Saved entries:
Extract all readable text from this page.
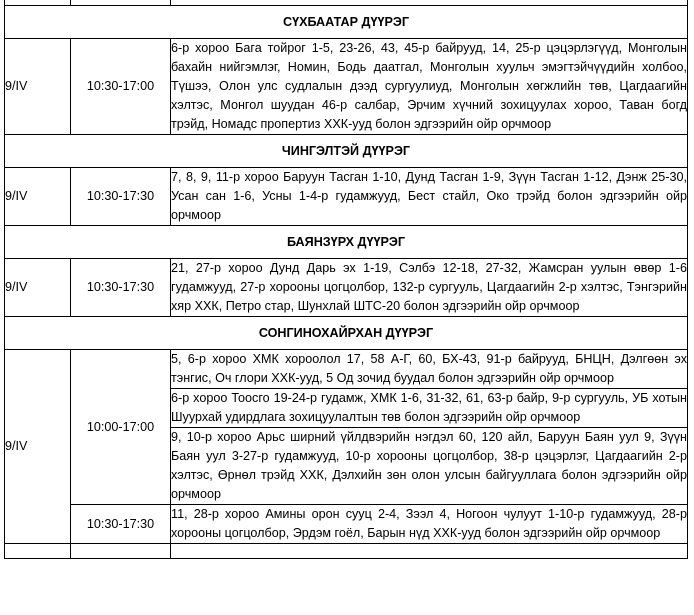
СҮХБААТАР ДҮҮРЭГ		
9/IV	10:30-17:00	6-р хороо Бага тойрог 1-5, 23-26, 43, 45-р байрууд, 14, 25-р цэцэрлэгүүд, Монголын бахайн нийгэмлэг, Номин, Бодь даатгал, Монголын хуульч эмэгтэйчүүдийн холбоо, Түшээ, Олон улс судлалын дээд сургуулиуд, Монголын хөгжлийн төв, Цагдаагийн хэлтэс, Монгол шуудан 46-р салбар, Эрчим хүчний зохицуулах хороо, Таван богд трэйд, Номадс пропертиз ХХК-ууд болон эдгээрийн ойр орчмоор
ЧИНГЭЛТЭЙ ДҮҮРЭГ		
9/IV	10:30-17:30	7, 8, 9, 11-р хороо Баруун Тасган 1-10, Дунд Тасган 1-9, Зүүн Тасган 1-12, Дэнж 25-30, Усан сан 1-6, Усны 1-4-р гудамжууд, Бест стайл, Око трэйд болон эдгээрийн ойр орчмоор
БАЯНЗҮРХ ДҮҮРЭГ		
9/IV	10:30-17:30	21, 27-р хороо Дунд Дарь эх 1-19, Сэлбэ 12-18, 27-32, Жамсран уулын өвөр 1-6 гудамжууд, 27-р хорооны цогцолбор, 132-р сургууль, Цагдаагийн 2-р хэлтэс, Тэнгэрийн хяр ХХК, Петро стар, Шунхлай ШТС-20 болон эдгээрийн ойр орчмоор
СОНГИНОХАЙРХАН ДҮҮРЭГ		
9/IV	10:00-17:00	5, 6-р хороо ХМК хороолол 17, 58 А-Г, 60, БХ-43, 91-р байрууд, БНЦН, Дэлгөөн эх тэнгис, Оч глори ХХК-ууд, 5 Од зочид буудал болон эдгээрийн ойр орчмоор
		6-р хороо Тоосго 19-24-р гудамж, ХМК 1-6, 31-32, 61, 63-р байр, 9-р сургууль, УБ хотын Шуурхай удирдлага зохицуулалтын төв болон эдгээрийн ойр орчмоор
		9, 10-р хороо Арьс ширний үйлдвэрийн нэгдэл 60, 120 айл, Баруун Баян уул 9, Зүүн Баян уул 3-27-р гудамжууд, 10-р хорооны цогцолбор, 38-р цэцэрлэг, Цагдаагийн 2-р хэлтэс, Өрнөл трэйд ХХК, Дэлхийн зөн олон улсын байгууллага болон эдгээрийн ойр орчмоор
	10:30-17:30	11, 28-р хороо Амины орон сууц 2-4, Зээл 4, Ногоон чулуут 1-10-р гудамжууд, 28-р хорооны цогцолбор, Эрдэм гоёл, Барын нүд ХХК-ууд болон эдгээрийн ойр орчмоор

**WHAT THE TASK ASKS:**
Without including any picture, repeat the data exactly.

**FULL SOLUTION:**
Extract all readable text from this page.
СҮХБААТАР ДҮҮРЭГ		
9/IV	10:30-17:00	6-р хороо Бага тойрог 1-5, 23-26, 43, 45-р байрууд, 14, 25-р цэцэрлэгүүд, Монголын бахайн нийгэмлэг, Номин, Бодь даатгал, Монголын хуульч эмэгтэйчүүдийн холбоо, Түшээ, Олон улс судлалын дээд сургуулиуд, Монголын хөгжлийн төв, Цагдаагийн хэлтэс, Монгол шуудан 46-р салбар, Эрчим хүчний зохицуулах хороо, Таван богд трэйд, Номадс пропертиз ХХК-ууд болон эдгээрийн ойр орчмоор
ЧИНГЭЛТЭЙ ДҮҮРЭГ		
9/IV	10:30-17:30	7, 8, 9, 11-р хороо Баруун Тасган 1-10, Дунд Тасган 1-9, Зүүн Тасган 1-12, Дэнж 25-30, Усан сан 1-6, Усны 1-4-р гудамжууд, Бест стайл, Око трэйд болон эдгээрийн ойр орчмоор
БАЯНЗҮРХ ДҮҮРЭГ		
9/IV	10:30-17:30	21, 27-р хороо Дунд Дарь эх 1-19, Сэлбэ 12-18, 27-32, Жамсран уулын өвөр 1-6 гудамжууд, 27-р хорооны цогцолбор, 132-р сургууль, Цагдаагийн 2-р хэлтэс, Тэнгэрийн хяр ХХК, Петро стар, Шунхлай ШТС-20 болон эдгээрийн ойр орчмоор
СОНГИНОХАЙРХАН ДҮҮРЭГ		
9/IV	10:00-17:00	5, 6-р хороо ХМК хороолол 17, 58 А-Г, 60, БХ-43, 91-р байрууд, БНЦН, Дэлгөөн эх тэнгис, Оч глори ХХК-ууд, 5 Од зочид буудал болон эдгээрийн ойр орчмоор
		6-р хороо Тоосго 19-24-р гудамж, ХМК 1-6, 31-32, 61, 63-р байр, 9-р сургууль, УБ хотын Шуурхай удирдлага зохицуулалтын төв болон эдгээрийн ойр орчмоор
		9, 10-р хороо Арьс ширний үйлдвэрийн нэгдэл 60, 120 айл, Баруун Баян уул 9, Зүүн Баян уул 3-27-р гудамжууд, 10-р хорооны цогцолбор, 38-р цэцэрлэг, Цагдаагийн 2-р хэлтэс, Өрнөл трэйд ХХК, Дэлхийн зөн олон улсын байгууллага болон эдгээрийн ойр орчмоор
	10:30-17:30	11, 28-р хороо Амины орон сууц 2-4, Зээл 4, Ногоон чулуут 1-10-р гудамжууд, 28-р хорооны цогцолбор, Эрдэм гоёл, Барын нүд ХХК-ууд болон эдгээрийн ойр орчмоор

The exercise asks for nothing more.